─── Records provided

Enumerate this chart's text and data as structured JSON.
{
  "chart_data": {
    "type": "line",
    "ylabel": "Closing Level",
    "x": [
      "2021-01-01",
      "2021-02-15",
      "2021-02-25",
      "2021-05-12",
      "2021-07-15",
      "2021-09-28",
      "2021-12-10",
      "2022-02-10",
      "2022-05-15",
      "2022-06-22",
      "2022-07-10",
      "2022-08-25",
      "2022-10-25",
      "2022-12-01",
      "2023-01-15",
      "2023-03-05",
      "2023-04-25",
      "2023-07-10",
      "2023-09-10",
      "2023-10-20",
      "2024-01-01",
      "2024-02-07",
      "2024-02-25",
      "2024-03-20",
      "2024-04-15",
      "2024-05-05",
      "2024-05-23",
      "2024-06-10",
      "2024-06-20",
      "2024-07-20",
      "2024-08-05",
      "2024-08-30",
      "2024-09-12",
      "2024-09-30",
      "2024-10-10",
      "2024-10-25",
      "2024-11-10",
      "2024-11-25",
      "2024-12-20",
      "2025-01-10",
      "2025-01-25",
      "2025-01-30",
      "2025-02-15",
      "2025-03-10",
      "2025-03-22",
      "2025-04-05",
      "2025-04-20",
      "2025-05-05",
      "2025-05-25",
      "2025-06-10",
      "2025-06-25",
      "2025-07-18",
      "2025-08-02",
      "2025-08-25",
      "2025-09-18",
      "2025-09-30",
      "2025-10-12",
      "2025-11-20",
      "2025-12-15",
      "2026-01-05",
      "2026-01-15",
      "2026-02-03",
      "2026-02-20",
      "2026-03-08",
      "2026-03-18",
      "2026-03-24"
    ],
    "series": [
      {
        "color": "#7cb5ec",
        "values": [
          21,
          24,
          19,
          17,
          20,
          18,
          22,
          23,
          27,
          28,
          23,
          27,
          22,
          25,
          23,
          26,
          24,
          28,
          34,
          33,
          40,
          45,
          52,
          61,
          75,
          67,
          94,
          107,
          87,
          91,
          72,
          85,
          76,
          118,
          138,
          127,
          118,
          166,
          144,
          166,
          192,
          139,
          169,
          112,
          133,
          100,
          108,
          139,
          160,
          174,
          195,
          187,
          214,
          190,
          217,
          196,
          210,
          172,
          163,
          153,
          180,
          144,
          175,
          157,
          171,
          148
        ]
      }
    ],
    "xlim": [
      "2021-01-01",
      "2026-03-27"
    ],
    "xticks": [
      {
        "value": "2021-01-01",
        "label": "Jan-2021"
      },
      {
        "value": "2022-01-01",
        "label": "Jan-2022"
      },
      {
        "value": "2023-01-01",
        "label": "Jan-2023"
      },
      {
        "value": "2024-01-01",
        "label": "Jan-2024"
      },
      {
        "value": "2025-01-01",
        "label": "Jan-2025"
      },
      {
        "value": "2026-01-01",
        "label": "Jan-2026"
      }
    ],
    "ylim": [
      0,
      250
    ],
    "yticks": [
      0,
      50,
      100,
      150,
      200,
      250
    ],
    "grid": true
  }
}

──────

Task statement
Return all of the data exactly as it reads.

Result of this exercise
Enumerate this chart's text and data as structured JSON.
{
  "chart_data": {
    "type": "line",
    "ylabel": "Closing Level",
    "x": [
      "2021-01-01",
      "2021-02-15",
      "2021-02-25",
      "2021-05-12",
      "2021-07-15",
      "2021-09-28",
      "2021-12-10",
      "2022-02-10",
      "2022-05-15",
      "2022-06-22",
      "2022-07-10",
      "2022-08-25",
      "2022-10-25",
      "2022-12-01",
      "2023-01-15",
      "2023-03-05",
      "2023-04-25",
      "2023-07-10",
      "2023-09-10",
      "2023-10-20",
      "2024-01-01",
      "2024-02-07",
      "2024-02-25",
      "2024-03-20",
      "2024-04-15",
      "2024-05-05",
      "2024-05-23",
      "2024-06-10",
      "2024-06-20",
      "2024-07-20",
      "2024-08-05",
      "2024-08-30",
      "2024-09-12",
      "2024-09-30",
      "2024-10-10",
      "2024-10-25",
      "2024-11-10",
      "2024-11-25",
      "2024-12-20",
      "2025-01-10",
      "2025-01-25",
      "2025-01-30",
      "2025-02-15",
      "2025-03-10",
      "2025-03-22",
      "2025-04-05",
      "2025-04-20",
      "2025-05-05",
      "2025-05-25",
      "2025-06-10",
      "2025-06-25",
      "2025-07-18",
      "2025-08-02",
      "2025-08-25",
      "2025-09-18",
      "2025-09-30",
      "2025-10-12",
      "2025-11-20",
      "2025-12-15",
      "2026-01-05",
      "2026-01-15",
      "2026-02-03",
      "2026-02-20",
      "2026-03-08",
      "2026-03-18",
      "2026-03-24"
    ],
    "series": [
      {
        "color": "#7cb5ec",
        "values": [
          21,
          24,
          19,
          17,
          20,
          18,
          22,
          23,
          27,
          28,
          23,
          27,
          22,
          25,
          23,
          26,
          24,
          28,
          34,
          33,
          40,
          45,
          52,
          61,
          75,
          67,
          94,
          107,
          87,
          91,
          72,
          85,
          76,
          118,
          138,
          127,
          118,
          166,
          144,
          166,
          192,
          139,
          169,
          112,
          133,
          100,
          108,
          139,
          160,
          174,
          195,
          187,
          214,
          190,
          217,
          196,
          210,
          172,
          163,
          153,
          180,
          144,
          175,
          157,
          171,
          148
        ]
      }
    ],
    "xlim": [
      "2021-01-01",
      "2026-03-27"
    ],
    "xticks": [
      {
        "value": "2021-01-01",
        "label": "Jan-2021"
      },
      {
        "value": "2022-01-01",
        "label": "Jan-2022"
      },
      {
        "value": "2023-01-01",
        "label": "Jan-2023"
      },
      {
        "value": "2024-01-01",
        "label": "Jan-2024"
      },
      {
        "value": "2025-01-01",
        "label": "Jan-2025"
      },
      {
        "value": "2026-01-01",
        "label": "Jan-2026"
      }
    ],
    "ylim": [
      0,
      250
    ],
    "yticks": [
      0,
      50,
      100,
      150,
      200,
      250
    ],
    "grid": true
  }
}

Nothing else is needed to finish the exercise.